Extract every entry word for word.

________

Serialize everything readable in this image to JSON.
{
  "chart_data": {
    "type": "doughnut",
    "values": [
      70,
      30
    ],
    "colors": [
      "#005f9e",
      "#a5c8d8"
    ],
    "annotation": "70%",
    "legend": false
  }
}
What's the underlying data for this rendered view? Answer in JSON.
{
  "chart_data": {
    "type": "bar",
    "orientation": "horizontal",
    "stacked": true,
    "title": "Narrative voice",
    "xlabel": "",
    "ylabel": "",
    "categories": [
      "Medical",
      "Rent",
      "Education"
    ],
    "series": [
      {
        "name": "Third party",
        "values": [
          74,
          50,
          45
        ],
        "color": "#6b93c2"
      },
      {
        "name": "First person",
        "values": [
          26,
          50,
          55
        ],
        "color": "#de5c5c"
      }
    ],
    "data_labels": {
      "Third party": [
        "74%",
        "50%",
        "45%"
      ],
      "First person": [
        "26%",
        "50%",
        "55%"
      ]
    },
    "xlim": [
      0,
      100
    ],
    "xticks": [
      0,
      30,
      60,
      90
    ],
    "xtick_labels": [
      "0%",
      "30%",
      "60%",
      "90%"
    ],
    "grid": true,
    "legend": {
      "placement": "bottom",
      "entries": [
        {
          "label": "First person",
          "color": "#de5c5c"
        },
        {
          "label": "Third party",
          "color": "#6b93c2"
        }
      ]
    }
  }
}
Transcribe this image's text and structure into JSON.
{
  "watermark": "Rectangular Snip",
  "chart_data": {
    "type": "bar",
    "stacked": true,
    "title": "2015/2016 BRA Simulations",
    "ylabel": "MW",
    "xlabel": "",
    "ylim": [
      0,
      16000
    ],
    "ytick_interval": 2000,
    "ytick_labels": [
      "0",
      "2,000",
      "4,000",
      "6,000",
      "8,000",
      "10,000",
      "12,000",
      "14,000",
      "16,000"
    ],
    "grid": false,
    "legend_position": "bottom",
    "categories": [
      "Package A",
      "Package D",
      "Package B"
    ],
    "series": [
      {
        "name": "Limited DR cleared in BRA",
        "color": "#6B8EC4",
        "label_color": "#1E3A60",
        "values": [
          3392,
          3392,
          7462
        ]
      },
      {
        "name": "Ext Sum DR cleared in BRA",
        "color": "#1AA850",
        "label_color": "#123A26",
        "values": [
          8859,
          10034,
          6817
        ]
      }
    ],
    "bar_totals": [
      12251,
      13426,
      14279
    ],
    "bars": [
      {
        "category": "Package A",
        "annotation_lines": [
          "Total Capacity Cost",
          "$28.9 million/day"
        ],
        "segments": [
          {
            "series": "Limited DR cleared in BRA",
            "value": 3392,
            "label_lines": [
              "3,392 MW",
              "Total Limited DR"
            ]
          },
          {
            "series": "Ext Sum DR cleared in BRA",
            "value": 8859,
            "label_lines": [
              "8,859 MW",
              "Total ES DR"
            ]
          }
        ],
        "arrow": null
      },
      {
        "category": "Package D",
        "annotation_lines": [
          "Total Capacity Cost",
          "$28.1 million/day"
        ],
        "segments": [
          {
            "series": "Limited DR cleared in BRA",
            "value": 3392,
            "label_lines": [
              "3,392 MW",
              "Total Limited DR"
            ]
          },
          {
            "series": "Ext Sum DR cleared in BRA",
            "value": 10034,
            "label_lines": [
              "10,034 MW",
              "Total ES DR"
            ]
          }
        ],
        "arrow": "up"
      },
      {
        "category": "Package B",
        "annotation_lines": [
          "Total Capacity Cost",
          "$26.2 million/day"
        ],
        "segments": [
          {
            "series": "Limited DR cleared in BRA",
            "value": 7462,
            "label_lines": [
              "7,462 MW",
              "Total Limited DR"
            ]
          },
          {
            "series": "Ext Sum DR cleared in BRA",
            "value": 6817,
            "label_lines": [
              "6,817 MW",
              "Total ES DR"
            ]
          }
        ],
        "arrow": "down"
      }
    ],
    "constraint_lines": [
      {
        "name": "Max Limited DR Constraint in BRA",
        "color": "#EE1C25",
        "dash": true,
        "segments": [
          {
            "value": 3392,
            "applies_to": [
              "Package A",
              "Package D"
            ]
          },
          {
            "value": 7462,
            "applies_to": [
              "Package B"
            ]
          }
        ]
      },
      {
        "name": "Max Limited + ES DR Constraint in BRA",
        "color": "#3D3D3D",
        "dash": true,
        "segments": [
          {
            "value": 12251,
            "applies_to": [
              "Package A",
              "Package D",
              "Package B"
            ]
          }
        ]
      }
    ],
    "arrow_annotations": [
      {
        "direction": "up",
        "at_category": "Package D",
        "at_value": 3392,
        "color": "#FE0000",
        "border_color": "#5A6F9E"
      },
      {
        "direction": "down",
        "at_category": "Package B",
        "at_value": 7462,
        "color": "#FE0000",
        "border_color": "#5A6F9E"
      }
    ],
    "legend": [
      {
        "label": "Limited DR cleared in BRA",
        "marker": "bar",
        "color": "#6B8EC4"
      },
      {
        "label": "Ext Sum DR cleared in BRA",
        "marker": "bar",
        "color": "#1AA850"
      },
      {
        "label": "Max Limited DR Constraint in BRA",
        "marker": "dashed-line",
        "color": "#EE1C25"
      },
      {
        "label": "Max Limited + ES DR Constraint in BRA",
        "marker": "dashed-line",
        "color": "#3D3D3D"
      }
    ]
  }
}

________

THE SOLUTION:
Serialize everything readable in this image to JSON.
{
  "chart_data": {
    "type": "doughnut",
    "values": [
      70,
      30
    ],
    "colors": [
      "#005f9e",
      "#a5c8d8"
    ],
    "annotation": "70%",
    "legend": false
  }
}
What's the underlying data for this rendered view? Answer in JSON.
{
  "chart_data": {
    "type": "bar",
    "orientation": "horizontal",
    "stacked": true,
    "title": "Narrative voice",
    "xlabel": "",
    "ylabel": "",
    "categories": [
      "Medical",
      "Rent",
      "Education"
    ],
    "series": [
      {
        "name": "Third party",
        "values": [
          74,
          50,
          45
        ],
        "color": "#6b93c2"
      },
      {
        "name": "First person",
        "values": [
          26,
          50,
          55
        ],
        "color": "#de5c5c"
      }
    ],
    "data_labels": {
      "Third party": [
        "74%",
        "50%",
        "45%"
      ],
      "First person": [
        "26%",
        "50%",
        "55%"
      ]
    },
    "xlim": [
      0,
      100
    ],
    "xticks": [
      0,
      30,
      60,
      90
    ],
    "xtick_labels": [
      "0%",
      "30%",
      "60%",
      "90%"
    ],
    "grid": true,
    "legend": {
      "placement": "bottom",
      "entries": [
        {
          "label": "First person",
          "color": "#de5c5c"
        },
        {
          "label": "Third party",
          "color": "#6b93c2"
        }
      ]
    }
  }
}
Transcribe this image's text and structure into JSON.
{
  "watermark": "Rectangular Snip",
  "chart_data": {
    "type": "bar",
    "stacked": true,
    "title": "2015/2016 BRA Simulations",
    "ylabel": "MW",
    "xlabel": "",
    "ylim": [
      0,
      16000
    ],
    "ytick_interval": 2000,
    "ytick_labels": [
      "0",
      "2,000",
      "4,000",
      "6,000",
      "8,000",
      "10,000",
      "12,000",
      "14,000",
      "16,000"
    ],
    "grid": false,
    "legend_position": "bottom",
    "categories": [
      "Package A",
      "Package D",
      "Package B"
    ],
    "series": [
      {
        "name": "Limited DR cleared in BRA",
        "color": "#6B8EC4",
        "label_color": "#1E3A60",
        "values": [
          3392,
          3392,
          7462
        ]
      },
      {
        "name": "Ext Sum DR cleared in BRA",
        "color": "#1AA850",
        "label_color": "#123A26",
        "values": [
          8859,
          10034,
          6817
        ]
      }
    ],
    "bar_totals": [
      12251,
      13426,
      14279
    ],
    "bars": [
      {
        "category": "Package A",
        "annotation_lines": [
          "Total Capacity Cost",
          "$28.9 million/day"
        ],
        "segments": [
          {
            "series": "Limited DR cleared in BRA",
            "value": 3392,
            "label_lines": [
              "3,392 MW",
              "Total Limited DR"
            ]
          },
          {
            "series": "Ext Sum DR cleared in BRA",
            "value": 8859,
            "label_lines": [
              "8,859 MW",
              "Total ES DR"
            ]
          }
        ],
        "arrow": null
      },
      {
        "category": "Package D",
        "annotation_lines": [
          "Total Capacity Cost",
          "$28.1 million/day"
        ],
        "segments": [
          {
            "series": "Limited DR cleared in BRA",
            "value": 3392,
            "label_lines": [
              "3,392 MW",
              "Total Limited DR"
            ]
          },
          {
            "series": "Ext Sum DR cleared in BRA",
            "value": 10034,
            "label_lines": [
              "10,034 MW",
              "Total ES DR"
            ]
          }
        ],
        "arrow": "up"
      },
      {
        "category": "Package B",
        "annotation_lines": [
          "Total Capacity Cost",
          "$26.2 million/day"
        ],
        "segments": [
          {
            "series": "Limited DR cleared in BRA",
            "value": 7462,
            "label_lines": [
              "7,462 MW",
              "Total Limited DR"
            ]
          },
          {
            "series": "Ext Sum DR cleared in BRA",
            "value": 6817,
            "label_lines": [
              "6,817 MW",
              "Total ES DR"
            ]
          }
        ],
        "arrow": "down"
      }
    ],
    "constraint_lines": [
      {
        "name": "Max Limited DR Constraint in BRA",
        "color": "#EE1C25",
        "dash": true,
        "segments": [
          {
            "value": 3392,
            "applies_to": [
              "Package A",
              "Package D"
            ]
          },
          {
            "value": 7462,
            "applies_to": [
              "Package B"
            ]
          }
        ]
      },
      {
        "name": "Max Limited + ES DR Constraint in BRA",
        "color": "#3D3D3D",
        "dash": true,
        "segments": [
          {
            "value": 12251,
            "applies_to": [
              "Package A",
              "Package D",
              "Package B"
            ]
          }
        ]
      }
    ],
    "arrow_annotations": [
      {
        "direction": "up",
        "at_category": "Package D",
        "at_value": 3392,
        "color": "#FE0000",
        "border_color": "#5A6F9E"
      },
      {
        "direction": "down",
        "at_category": "Package B",
        "at_value": 7462,
        "color": "#FE0000",
        "border_color": "#5A6F9E"
      }
    ],
    "legend": [
      {
        "label": "Limited DR cleared in BRA",
        "marker": "bar",
        "color": "#6B8EC4"
      },
      {
        "label": "Ext Sum DR cleared in BRA",
        "marker": "bar",
        "color": "#1AA850"
      },
      {
        "label": "Max Limited DR Constraint in BRA",
        "marker": "dashed-line",
        "color": "#EE1C25"
      },
      {
        "label": "Max Limited + ES DR Constraint in BRA",
        "marker": "dashed-line",
        "color": "#3D3D3D"
      }
    ]
  }
}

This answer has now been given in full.